§ **WRITTEN REQUEST**
Repeat every record exactly, but keep images out of the copy.

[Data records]
◆ ◆ ◆ ◆ ◆

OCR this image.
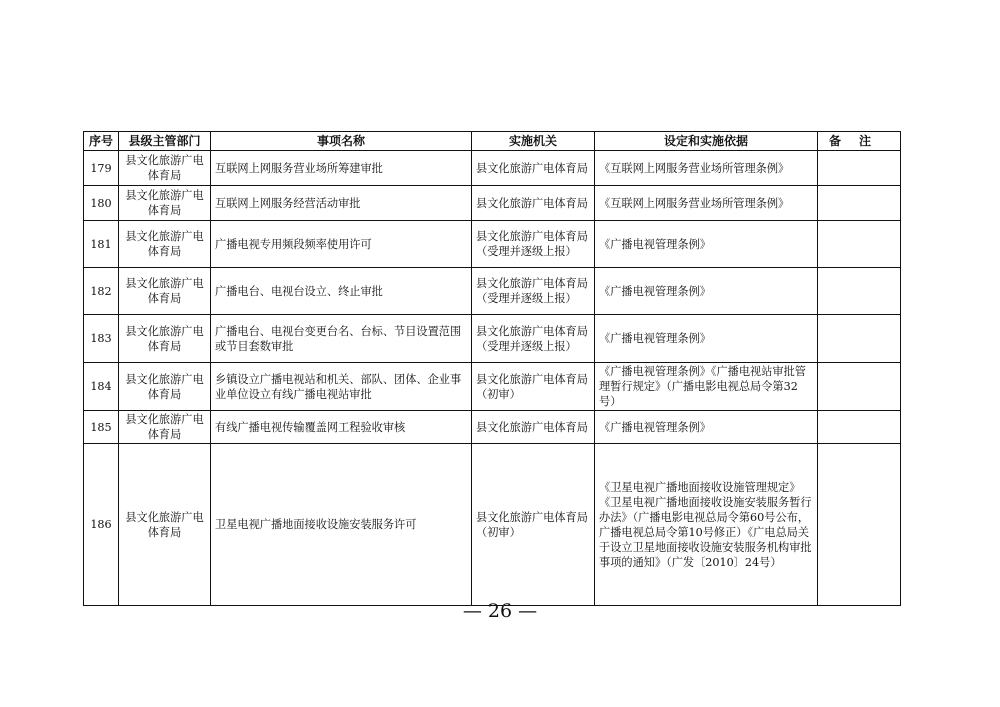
序号	县级主管部门	事项名称	实施机关	设定和实施依据	备注
179	县文化旅游广电体育局	互联网上网服务营业场所筹建审批	县文化旅游广电体育局	《互联网上网服务营业场所管理条例》	
180	县文化旅游广电体育局	互联网上网服务经营活动审批	县文化旅游广电体育局	《互联网上网服务营业场所管理条例》	
181	县文化旅游广电体育局	广播电视专用频段频率使用许可	县文化旅游广电体育局（受理并逐级上报）	《广播电视管理条例》	
182	县文化旅游广电体育局	广播电台、电视台设立、终止审批	县文化旅游广电体育局（受理并逐级上报）	《广播电视管理条例》	
183	县文化旅游广电体育局	广播电台、电视台变更台名、台标、节目设置范围或节目套数审批	县文化旅游广电体育局（受理并逐级上报）	《广播电视管理条例》	
184	县文化旅游广电体育局	乡镇设立广播电视站和机关、部队、团体、企业事业单位设立有线广播电视站审批	县文化旅游广电体育局（初审）	《广播电视管理条例》《广播电视站审批管理暂行规定》（广播电影电视总局令第32号）	
185	县文化旅游广电体育局	有线广播电视传输覆盖网工程验收审核	县文化旅游广电体育局	《广播电视管理条例》	
186	县文化旅游广电体育局	卫星电视广播地面接收设施安装服务许可	县文化旅游广电体育局（初审）	《卫星电视广播地面接收设施管理规定》《卫星电视广播地面接收设施安装服务暂行办法》（广播电影电视总局令第60号公布，广播电视总局令第10号修正）《广电总局关于设立卫星地面接收设施安装服务机构审批事项的通知》（广发〔2010〕24号）	
— 26 —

◆ ◆ ◆ ◆ ◆

§ **EXERCISE RESPONSE**
OCR this image.
序号	县级主管部门	事项名称	实施机关	设定和实施依据	备注
179	县文化旅游广电体育局	互联网上网服务营业场所筹建审批	县文化旅游广电体育局	《互联网上网服务营业场所管理条例》	
180	县文化旅游广电体育局	互联网上网服务经营活动审批	县文化旅游广电体育局	《互联网上网服务营业场所管理条例》	
181	县文化旅游广电体育局	广播电视专用频段频率使用许可	县文化旅游广电体育局（受理并逐级上报）	《广播电视管理条例》	
182	县文化旅游广电体育局	广播电台、电视台设立、终止审批	县文化旅游广电体育局（受理并逐级上报）	《广播电视管理条例》	
183	县文化旅游广电体育局	广播电台、电视台变更台名、台标、节目设置范围或节目套数审批	县文化旅游广电体育局（受理并逐级上报）	《广播电视管理条例》	
184	县文化旅游广电体育局	乡镇设立广播电视站和机关、部队、团体、企业事业单位设立有线广播电视站审批	县文化旅游广电体育局（初审）	《广播电视管理条例》《广播电视站审批管理暂行规定》（广播电影电视总局令第32号）	
185	县文化旅游广电体育局	有线广播电视传输覆盖网工程验收审核	县文化旅游广电体育局	《广播电视管理条例》	
186	县文化旅游广电体育局	卫星电视广播地面接收设施安装服务许可	县文化旅游广电体育局（初审）	《卫星电视广播地面接收设施管理规定》《卫星电视广播地面接收设施安装服务暂行办法》（广播电影电视总局令第60号公布，广播电视总局令第10号修正）《广电总局关于设立卫星地面接收设施安装服务机构审批事项的通知》（广发〔2010〕24号）	
— 26 —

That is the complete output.